Excerpted data -

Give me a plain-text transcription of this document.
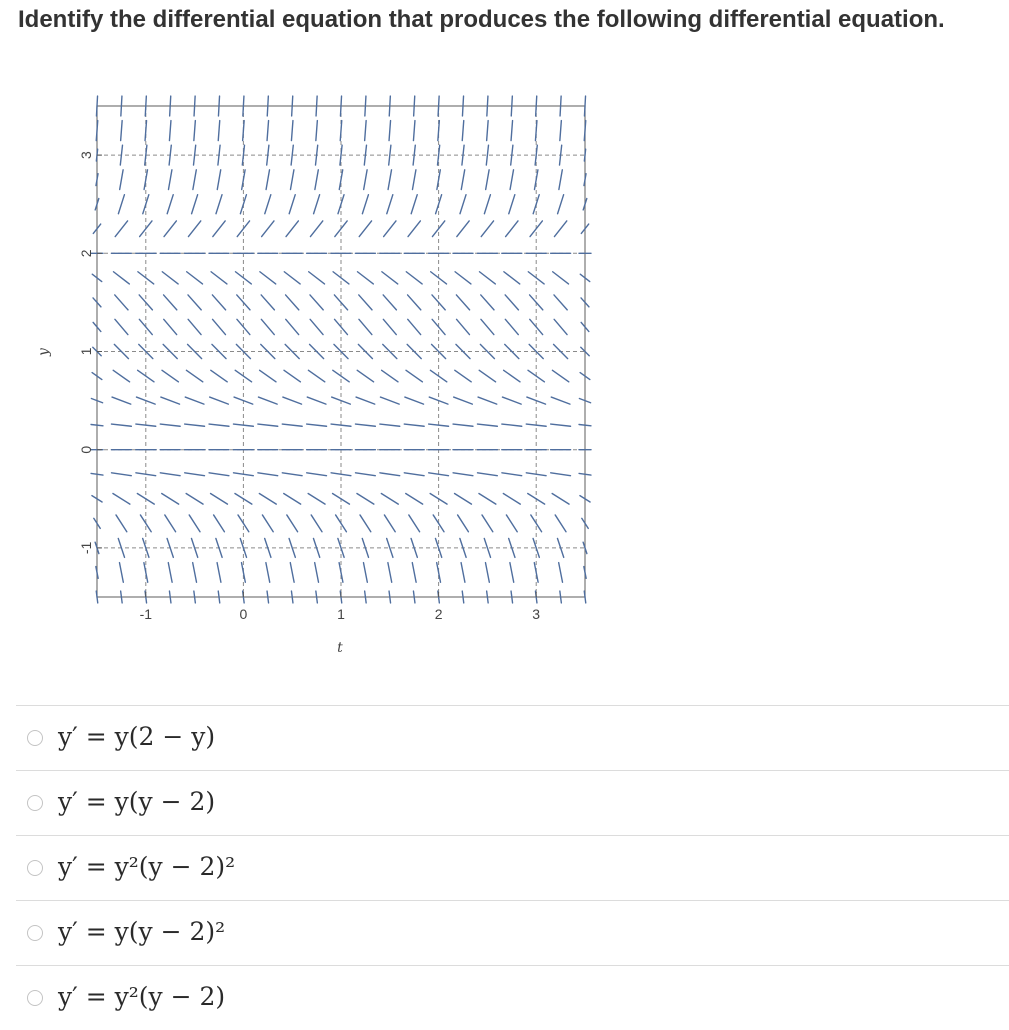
Identify the differential equation that produces the following differential equation.
-1	0	1	2	3
-1
0
1
2
3
y
t
y′ = y(2 − y)
y′ = y(y − 2)
y′ = y²(y − 2)²
y′ = y(y − 2)²
y′ = y²(y − 2)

Task requirements - Without including any picture, repeat the data exactly.

Result for this exercise -
Give me a plain-text transcription of this document.
Identify the differential equation that produces the following differential equation.
-1	0	1	2	3
-1
0
1
2
3
y
t
y′ = y(2 − y)
y′ = y(y − 2)
y′ = y²(y − 2)²
y′ = y(y − 2)²
y′ = y²(y − 2)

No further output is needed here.